Stated exercise: Pick out all lines with the word "Сотрудники" from the records that follow.

[Saved entries]
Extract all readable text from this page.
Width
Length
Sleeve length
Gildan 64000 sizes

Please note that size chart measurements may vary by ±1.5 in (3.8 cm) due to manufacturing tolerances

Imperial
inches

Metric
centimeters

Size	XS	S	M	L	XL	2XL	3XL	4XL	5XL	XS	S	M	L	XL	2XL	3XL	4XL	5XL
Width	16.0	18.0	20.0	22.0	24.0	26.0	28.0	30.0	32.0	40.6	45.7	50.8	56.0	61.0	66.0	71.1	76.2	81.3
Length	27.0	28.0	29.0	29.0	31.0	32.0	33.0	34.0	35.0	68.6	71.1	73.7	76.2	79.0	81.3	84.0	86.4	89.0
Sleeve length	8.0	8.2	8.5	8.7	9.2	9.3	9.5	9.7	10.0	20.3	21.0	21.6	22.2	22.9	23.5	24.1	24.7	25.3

---

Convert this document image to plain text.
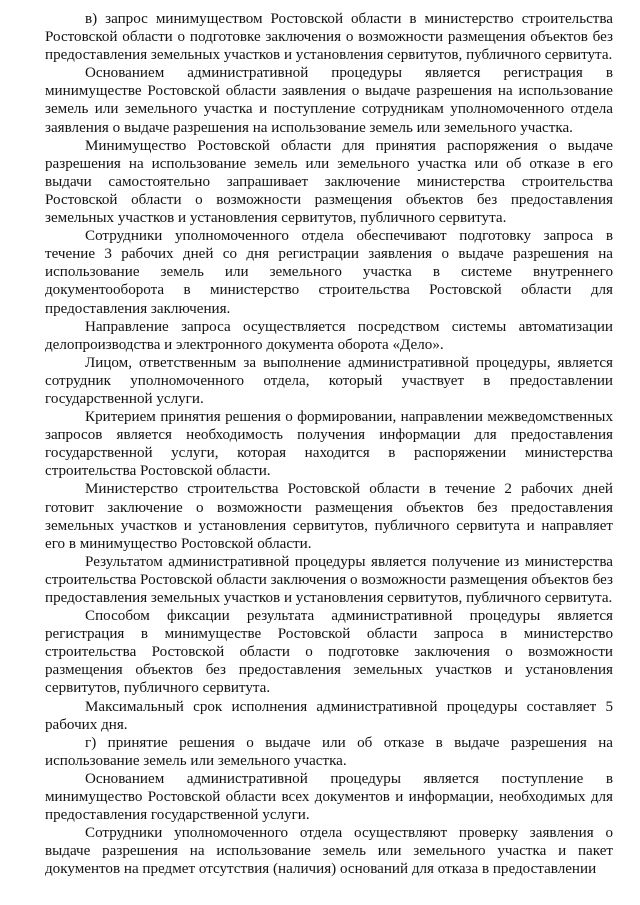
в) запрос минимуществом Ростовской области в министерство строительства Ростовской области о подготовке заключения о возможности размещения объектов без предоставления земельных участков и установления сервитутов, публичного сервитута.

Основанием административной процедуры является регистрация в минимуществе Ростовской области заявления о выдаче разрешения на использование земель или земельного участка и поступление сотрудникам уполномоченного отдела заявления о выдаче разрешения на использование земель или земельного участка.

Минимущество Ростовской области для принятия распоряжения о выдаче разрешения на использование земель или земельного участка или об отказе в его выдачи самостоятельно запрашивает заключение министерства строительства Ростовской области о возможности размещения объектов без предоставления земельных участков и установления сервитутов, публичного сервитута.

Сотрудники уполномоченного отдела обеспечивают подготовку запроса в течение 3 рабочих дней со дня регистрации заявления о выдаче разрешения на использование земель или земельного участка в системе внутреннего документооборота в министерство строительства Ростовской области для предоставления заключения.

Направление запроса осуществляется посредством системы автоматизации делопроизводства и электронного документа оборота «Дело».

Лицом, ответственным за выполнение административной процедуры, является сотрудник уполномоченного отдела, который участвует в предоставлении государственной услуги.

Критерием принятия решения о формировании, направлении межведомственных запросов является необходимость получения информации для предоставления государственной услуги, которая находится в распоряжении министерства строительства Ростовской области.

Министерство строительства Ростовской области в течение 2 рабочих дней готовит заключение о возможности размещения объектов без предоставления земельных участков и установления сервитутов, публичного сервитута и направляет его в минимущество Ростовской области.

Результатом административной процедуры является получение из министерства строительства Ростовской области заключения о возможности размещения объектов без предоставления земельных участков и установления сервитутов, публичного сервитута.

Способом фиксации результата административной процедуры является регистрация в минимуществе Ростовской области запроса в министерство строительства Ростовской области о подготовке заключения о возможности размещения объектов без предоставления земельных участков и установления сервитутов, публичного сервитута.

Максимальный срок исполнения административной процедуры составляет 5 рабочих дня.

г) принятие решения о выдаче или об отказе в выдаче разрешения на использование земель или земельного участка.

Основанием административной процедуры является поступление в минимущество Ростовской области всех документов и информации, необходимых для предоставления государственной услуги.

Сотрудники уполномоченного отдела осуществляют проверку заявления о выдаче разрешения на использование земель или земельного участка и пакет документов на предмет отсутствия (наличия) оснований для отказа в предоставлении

Expected answer:
Сотрудники уполномоченного отдела обеспечивают подготовку запроса в течение 3 рабочих дней со дня регистрации заявления о выдаче разрешения на использование земель или земельного участка в системе внутреннего документооборота в министерство строительства Ростовской области для предоставления заключения.
Сотрудники уполномоченного отдела осуществляют проверку заявления о выдаче разрешения на использование земель или земельного участка и пакет документов на предмет отсутствия (наличия) оснований для отказа в предоставлении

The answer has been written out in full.